### [MATERIAL PROVIDED]

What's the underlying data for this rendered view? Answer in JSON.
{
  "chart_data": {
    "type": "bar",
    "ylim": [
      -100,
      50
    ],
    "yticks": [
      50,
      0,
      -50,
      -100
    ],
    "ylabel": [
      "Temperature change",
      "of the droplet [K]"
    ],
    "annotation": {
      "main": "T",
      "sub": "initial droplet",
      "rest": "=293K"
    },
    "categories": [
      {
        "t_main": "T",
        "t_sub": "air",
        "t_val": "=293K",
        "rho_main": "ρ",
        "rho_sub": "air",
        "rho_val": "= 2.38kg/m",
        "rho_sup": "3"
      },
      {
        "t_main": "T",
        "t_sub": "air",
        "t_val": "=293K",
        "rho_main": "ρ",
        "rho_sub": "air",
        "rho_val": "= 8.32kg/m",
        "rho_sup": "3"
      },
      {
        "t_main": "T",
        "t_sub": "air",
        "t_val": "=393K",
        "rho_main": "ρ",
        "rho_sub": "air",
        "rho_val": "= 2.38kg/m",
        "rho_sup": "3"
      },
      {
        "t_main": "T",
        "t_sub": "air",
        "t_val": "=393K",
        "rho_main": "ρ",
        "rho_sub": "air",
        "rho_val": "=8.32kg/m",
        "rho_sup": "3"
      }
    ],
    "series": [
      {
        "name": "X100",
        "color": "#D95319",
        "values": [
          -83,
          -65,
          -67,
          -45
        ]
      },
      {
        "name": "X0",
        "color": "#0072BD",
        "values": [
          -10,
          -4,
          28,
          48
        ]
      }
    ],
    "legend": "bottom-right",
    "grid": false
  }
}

--

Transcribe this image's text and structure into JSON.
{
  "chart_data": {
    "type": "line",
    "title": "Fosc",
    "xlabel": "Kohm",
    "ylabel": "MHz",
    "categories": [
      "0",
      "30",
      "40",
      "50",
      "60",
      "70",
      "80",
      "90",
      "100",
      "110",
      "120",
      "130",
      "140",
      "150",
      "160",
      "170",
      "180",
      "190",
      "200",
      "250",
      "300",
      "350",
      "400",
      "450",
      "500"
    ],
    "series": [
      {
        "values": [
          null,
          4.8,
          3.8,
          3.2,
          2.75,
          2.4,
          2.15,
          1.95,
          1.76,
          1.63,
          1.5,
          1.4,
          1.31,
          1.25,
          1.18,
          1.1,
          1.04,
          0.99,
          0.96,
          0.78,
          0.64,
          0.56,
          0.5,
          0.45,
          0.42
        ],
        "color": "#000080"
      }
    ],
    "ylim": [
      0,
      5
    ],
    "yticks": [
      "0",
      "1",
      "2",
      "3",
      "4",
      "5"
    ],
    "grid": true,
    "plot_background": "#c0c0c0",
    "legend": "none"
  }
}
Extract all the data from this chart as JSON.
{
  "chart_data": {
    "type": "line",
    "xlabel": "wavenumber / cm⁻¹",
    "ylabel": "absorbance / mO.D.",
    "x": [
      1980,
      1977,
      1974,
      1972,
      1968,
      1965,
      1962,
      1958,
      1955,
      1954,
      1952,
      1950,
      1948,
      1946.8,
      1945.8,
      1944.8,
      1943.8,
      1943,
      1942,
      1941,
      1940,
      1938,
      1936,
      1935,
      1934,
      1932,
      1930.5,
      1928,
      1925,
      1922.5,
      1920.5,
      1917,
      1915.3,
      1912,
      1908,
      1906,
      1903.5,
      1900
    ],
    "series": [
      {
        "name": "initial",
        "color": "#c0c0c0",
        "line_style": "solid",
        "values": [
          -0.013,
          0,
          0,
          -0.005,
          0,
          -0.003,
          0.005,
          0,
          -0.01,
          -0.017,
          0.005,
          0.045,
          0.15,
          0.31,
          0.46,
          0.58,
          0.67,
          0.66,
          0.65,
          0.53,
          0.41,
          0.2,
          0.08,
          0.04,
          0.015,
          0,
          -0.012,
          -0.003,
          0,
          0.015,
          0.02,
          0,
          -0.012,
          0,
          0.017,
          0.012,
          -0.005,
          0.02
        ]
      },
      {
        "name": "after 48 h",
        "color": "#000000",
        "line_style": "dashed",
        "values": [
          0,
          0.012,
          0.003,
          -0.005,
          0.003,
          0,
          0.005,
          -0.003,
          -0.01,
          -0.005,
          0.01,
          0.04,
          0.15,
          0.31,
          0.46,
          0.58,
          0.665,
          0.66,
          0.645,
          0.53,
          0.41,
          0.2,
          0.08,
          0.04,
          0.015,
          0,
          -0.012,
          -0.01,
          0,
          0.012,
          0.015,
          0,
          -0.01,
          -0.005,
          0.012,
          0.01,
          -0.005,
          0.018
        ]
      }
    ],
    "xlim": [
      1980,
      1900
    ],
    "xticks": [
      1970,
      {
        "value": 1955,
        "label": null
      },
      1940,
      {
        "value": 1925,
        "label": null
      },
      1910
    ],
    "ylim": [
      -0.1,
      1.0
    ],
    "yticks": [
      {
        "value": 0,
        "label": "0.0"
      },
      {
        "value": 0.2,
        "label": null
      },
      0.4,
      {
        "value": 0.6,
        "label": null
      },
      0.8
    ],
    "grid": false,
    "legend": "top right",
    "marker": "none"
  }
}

### [SET TASK]
Copy every line that contains the string "right".

### [ANSWER TO THIS EXERCISE]
    "legend": "bottom-right",
    "legend": "top right",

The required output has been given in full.